● **Stored records**:
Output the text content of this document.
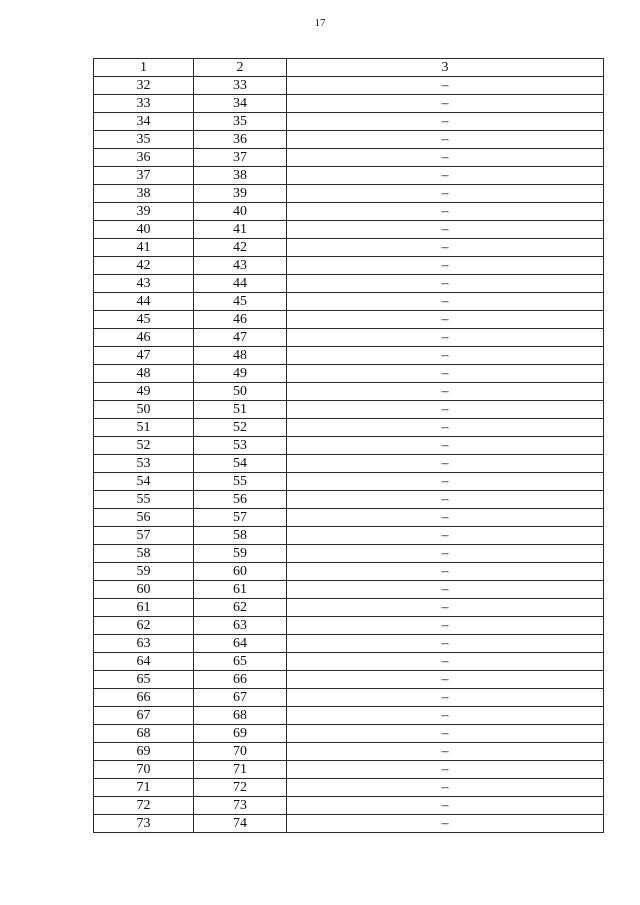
17
1	2	3
32	33	–
33	34	–
34	35	–
35	36	–
36	37	–
37	38	–
38	39	–
39	40	–
40	41	–
41	42	–
42	43	–
43	44	–
44	45	–
45	46	–
46	47	–
47	48	–
48	49	–
49	50	–
50	51	–
51	52	–
52	53	–
53	54	–
54	55	–
55	56	–
56	57	–
57	58	–
58	59	–
59	60	–
60	61	–
61	62	–
62	63	–
63	64	–
64	65	–
65	66	–
66	67	–
67	68	–
68	69	–
69	70	–
70	71	–
71	72	–
72	73	–
73	74	–
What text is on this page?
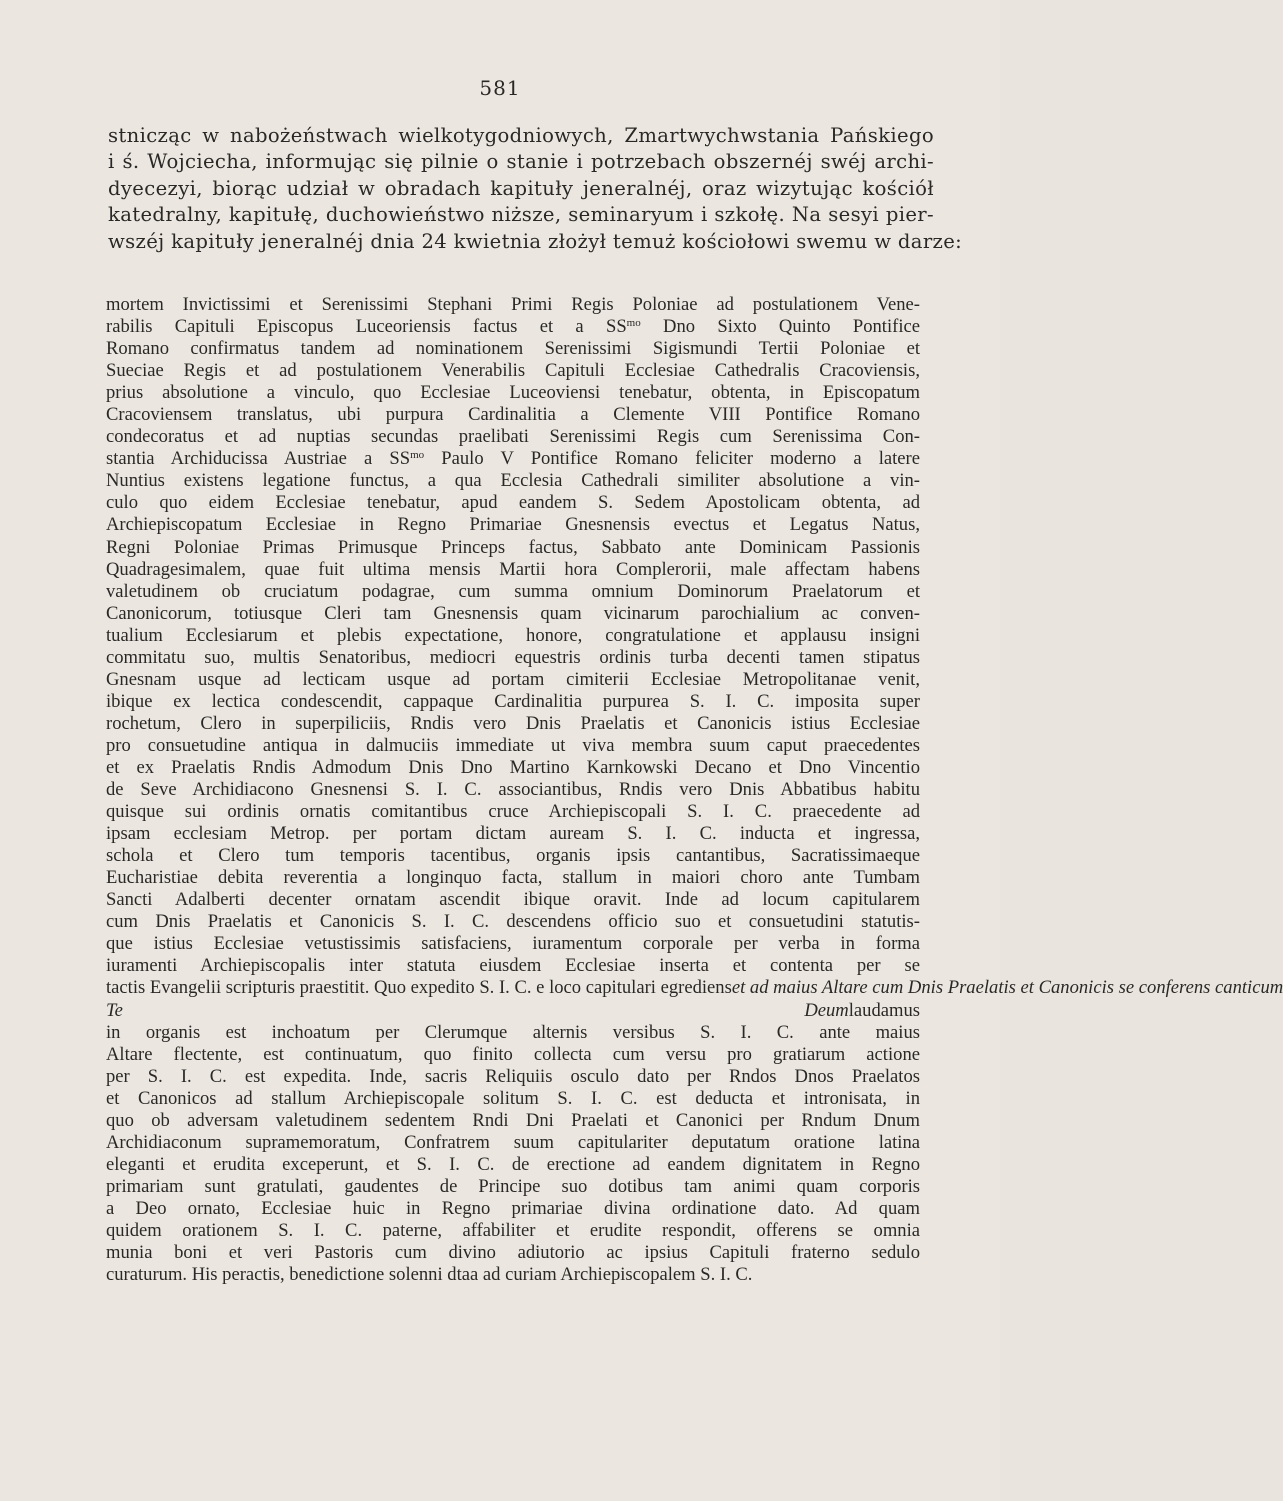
581
stnicząc w nabożeństwach wielkotygodniowych, Zmartwychwstania Pańskiego
i ś. Wojciecha, informując się pilnie o stanie i potrzebach obszernéj swéj archi-
dyecezyi, biorąc udział w obradach kapituły jeneralnéj, oraz wizytując kościół
katedralny, kapitułę, duchowieństwo niższe, seminaryum i szkołę. Na sesyi pier-
wszéj kapituły jeneralnéj dnia 24 kwietnia złożył temuż kościołowi swemu w darze:
mortem Invictissimi et Serenissimi Stephani Primi Regis Poloniae ad postulationem Vene-
rabilis Capituli Episcopus Luceoriensis factus et a $SS^{mo}$ Dno Sixto Quinto Pontifice
Romano confirmatus tandem ad nominationem Serenissimi Sigismundi Tertii Poloniae et
Sueciae Regis et ad postulationem Venerabilis Capituli Ecclesiae Cathedralis Cracoviensis,
prius absolutione a vinculo, quo Ecclesiae Luceoviensi tenebatur, obtenta, in Episcopatum
Cracoviensem translatus, ubi purpura Cardinalitia a Clemente VIII Pontifice Romano
condecoratus et ad nuptias secundas praelibati Serenissimi Regis cum Serenissima Con-
stantia Archiducissa Austriae a $SS^{mo}$ Paulo V Pontifice Romano feliciter moderno a latere
Nuntius existens legatione functus, a qua Ecclesia Cathedrali similiter absolutione a vin-
culo quo eidem Ecclesiae tenebatur, apud eandem S. Sedem Apostolicam obtenta, ad
Archiepiscopatum Ecclesiae in Regno Primariae Gnesnensis evectus et Legatus Natus,
Regni Poloniae Primas Primusque Princeps factus, Sabbato ante Dominicam Passionis
Quadragesimalem, quae fuit ultima mensis Martii hora Complerorii, male affectam habens
valetudinem ob cruciatum podagrae, cum summa omnium Dominorum Praelatorum et
Canonicorum, totiusque Cleri tam Gnesnensis quam vicinarum parochialium ac conven-
tualium Ecclesiarum et plebis expectatione, honore, congratulatione et applausu insigni
commitatu suo, multis Senatoribus, mediocri equestris ordinis turba decenti tamen stipatus
Gnesnam usque ad lecticam usque ad portam cimiterii Ecclesiae Metropolitanae venit,
ibique ex lectica condescendit, cappaque Cardinalitia purpurea S. I. C. imposita super
rochetum, Clero in superpiliciis, Rndis vero Dnis Praelatis et Canonicis istius Ecclesiae
pro consuetudine antiqua in dalmuciis immediate ut viva membra suum caput praecedentes
et ex Praelatis Rndis Admodum Dnis Dno Martino Karnkowski Decano et Dno Vincentio
de Seve Archidiacono Gnesnensi S. I. C. associantibus, Rndis vero Dnis Abbatibus habitu
quisque sui ordinis ornatis comitantibus cruce Archiepiscopali S. I. C. praecedente ad
ipsam ecclesiam Metrop. per portam dictam auream S. I. C. inducta et ingressa,
schola et Clero tum temporis tacentibus, organis ipsis cantantibus, Sacratissimaeque
Eucharistiae debita reverentia a longinquo facta, stallum in maiori choro ante Tumbam
Sancti Adalberti decenter ornatam ascendit ibique oravit. Inde ad locum capitularem
cum Dnis Praelatis et Canonicis S. I. C. descendens officio suo et consuetudini statutis-
que istius Ecclesiae vetustissimis satisfaciens, iuramentum corporale per verba in forma
iuramenti Archiepiscopalis inter statuta eiusdem Ecclesiae inserta et contenta per se
tactis Evangelii scripturis praestitit. Quo expedito S. I. C. e loco capitulari egredienset ad maius Altare cum Dnis Praelatis et Canonicis se conferens canticum
Te Deumlaudamus
in organis est inchoatum per Clerumque alternis versibus S. I. C. ante maius
Altare flectente, est continuatum, quo finito collecta cum versu pro gratiarum actione
per S. I. C. est expedita. Inde, sacris Reliquiis osculo dato per Rndos Dnos Praelatos
et Canonicos ad stallum Archiepiscopale solitum S. I. C. est deducta et intronisata, in
quo ob adversam valetudinem sedentem Rndi Dni Praelati et Canonici per Rndum Dnum
Archidiaconum supramemoratum, Confratrem suum capitulariter deputatum oratione latina
eleganti et erudita exceperunt, et S. I. C. de erectione ad eandem dignitatem in Regno
primariam sunt gratulati, gaudentes de Principe suo dotibus tam animi quam corporis
a Deo ornato, Ecclesiae huic in Regno primariae divina ordinatione dato. Ad quam
quidem orationem S. I. C. paterne, affabiliter et erudite respondit, offerens se omnia
munia boni et veri Pastoris cum divino adiutorio ac ipsius Capituli fraterno sedulo
curaturum. His peractis, benedictione solenni dtaa ad curiam Archiepiscopalem S. I. C.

● **Given task**:
Transcribe the records word for word and include no pictures.

● **Response**:
Output the text content of this document.
17
1	2	3
32	33	–
33	34	–
34	35	–
35	36	–
36	37	–
37	38	–
38	39	–
39	40	–
40	41	–
41	42	–
42	43	–
43	44	–
44	45	–
45	46	–
46	47	–
47	48	–
48	49	–
49	50	–
50	51	–
51	52	–
52	53	–
53	54	–
54	55	–
55	56	–
56	57	–
57	58	–
58	59	–
59	60	–
60	61	–
61	62	–
62	63	–
63	64	–
64	65	–
65	66	–
66	67	–
67	68	–
68	69	–
69	70	–
70	71	–
71	72	–
72	73	–
73	74	–
What text is on this page?
581
stnicząc w nabożeństwach wielkotygodniowych, Zmartwychwstania Pańskiego
i ś. Wojciecha, informując się pilnie o stanie i potrzebach obszernéj swéj archi-
dyecezyi, biorąc udział w obradach kapituły jeneralnéj, oraz wizytując kościół
katedralny, kapitułę, duchowieństwo niższe, seminaryum i szkołę. Na sesyi pier-
wszéj kapituły jeneralnéj dnia 24 kwietnia złożył temuż kościołowi swemu w darze:
mortem Invictissimi et Serenissimi Stephani Primi Regis Poloniae ad postulationem Vene-
rabilis Capituli Episcopus Luceoriensis factus et a $SS^{mo}$ Dno Sixto Quinto Pontifice
Romano confirmatus tandem ad nominationem Serenissimi Sigismundi Tertii Poloniae et
Sueciae Regis et ad postulationem Venerabilis Capituli Ecclesiae Cathedralis Cracoviensis,
prius absolutione a vinculo, quo Ecclesiae Luceoviensi tenebatur, obtenta, in Episcopatum
Cracoviensem translatus, ubi purpura Cardinalitia a Clemente VIII Pontifice Romano
condecoratus et ad nuptias secundas praelibati Serenissimi Regis cum Serenissima Con-
stantia Archiducissa Austriae a $SS^{mo}$ Paulo V Pontifice Romano feliciter moderno a latere
Nuntius existens legatione functus, a qua Ecclesia Cathedrali similiter absolutione a vin-
culo quo eidem Ecclesiae tenebatur, apud eandem S. Sedem Apostolicam obtenta, ad
Archiepiscopatum Ecclesiae in Regno Primariae Gnesnensis evectus et Legatus Natus,
Regni Poloniae Primas Primusque Princeps factus, Sabbato ante Dominicam Passionis
Quadragesimalem, quae fuit ultima mensis Martii hora Complerorii, male affectam habens
valetudinem ob cruciatum podagrae, cum summa omnium Dominorum Praelatorum et
Canonicorum, totiusque Cleri tam Gnesnensis quam vicinarum parochialium ac conven-
tualium Ecclesiarum et plebis expectatione, honore, congratulatione et applausu insigni
commitatu suo, multis Senatoribus, mediocri equestris ordinis turba decenti tamen stipatus
Gnesnam usque ad lecticam usque ad portam cimiterii Ecclesiae Metropolitanae venit,
ibique ex lectica condescendit, cappaque Cardinalitia purpurea S. I. C. imposita super
rochetum, Clero in superpiliciis, Rndis vero Dnis Praelatis et Canonicis istius Ecclesiae
pro consuetudine antiqua in dalmuciis immediate ut viva membra suum caput praecedentes
et ex Praelatis Rndis Admodum Dnis Dno Martino Karnkowski Decano et Dno Vincentio
de Seve Archidiacono Gnesnensi S. I. C. associantibus, Rndis vero Dnis Abbatibus habitu
quisque sui ordinis ornatis comitantibus cruce Archiepiscopali S. I. C. praecedente ad
ipsam ecclesiam Metrop. per portam dictam auream S. I. C. inducta et ingressa,
schola et Clero tum temporis tacentibus, organis ipsis cantantibus, Sacratissimaeque
Eucharistiae debita reverentia a longinquo facta, stallum in maiori choro ante Tumbam
Sancti Adalberti decenter ornatam ascendit ibique oravit. Inde ad locum capitularem
cum Dnis Praelatis et Canonicis S. I. C. descendens officio suo et consuetudini statutis-
que istius Ecclesiae vetustissimis satisfaciens, iuramentum corporale per verba in forma
iuramenti Archiepiscopalis inter statuta eiusdem Ecclesiae inserta et contenta per se
tactis Evangelii scripturis praestitit. Quo expedito S. I. C. e loco capitulari egredienset ad maius Altare cum Dnis Praelatis et Canonicis se conferens canticum
Te Deumlaudamus
in organis est inchoatum per Clerumque alternis versibus S. I. C. ante maius
Altare flectente, est continuatum, quo finito collecta cum versu pro gratiarum actione
per S. I. C. est expedita. Inde, sacris Reliquiis osculo dato per Rndos Dnos Praelatos
et Canonicos ad stallum Archiepiscopale solitum S. I. C. est deducta et intronisata, in
quo ob adversam valetudinem sedentem Rndi Dni Praelati et Canonici per Rndum Dnum
Archidiaconum supramemoratum, Confratrem suum capitulariter deputatum oratione latina
eleganti et erudita exceperunt, et S. I. C. de erectione ad eandem dignitatem in Regno
primariam sunt gratulati, gaudentes de Principe suo dotibus tam animi quam corporis
a Deo ornato, Ecclesiae huic in Regno primariae divina ordinatione dato. Ad quam
quidem orationem S. I. C. paterne, affabiliter et erudite respondit, offerens se omnia
munia boni et veri Pastoris cum divino adiutorio ac ipsius Capituli fraterno sedulo
curaturum. His peractis, benedictione solenni dtaa ad curiam Archiepiscopalem S. I. C.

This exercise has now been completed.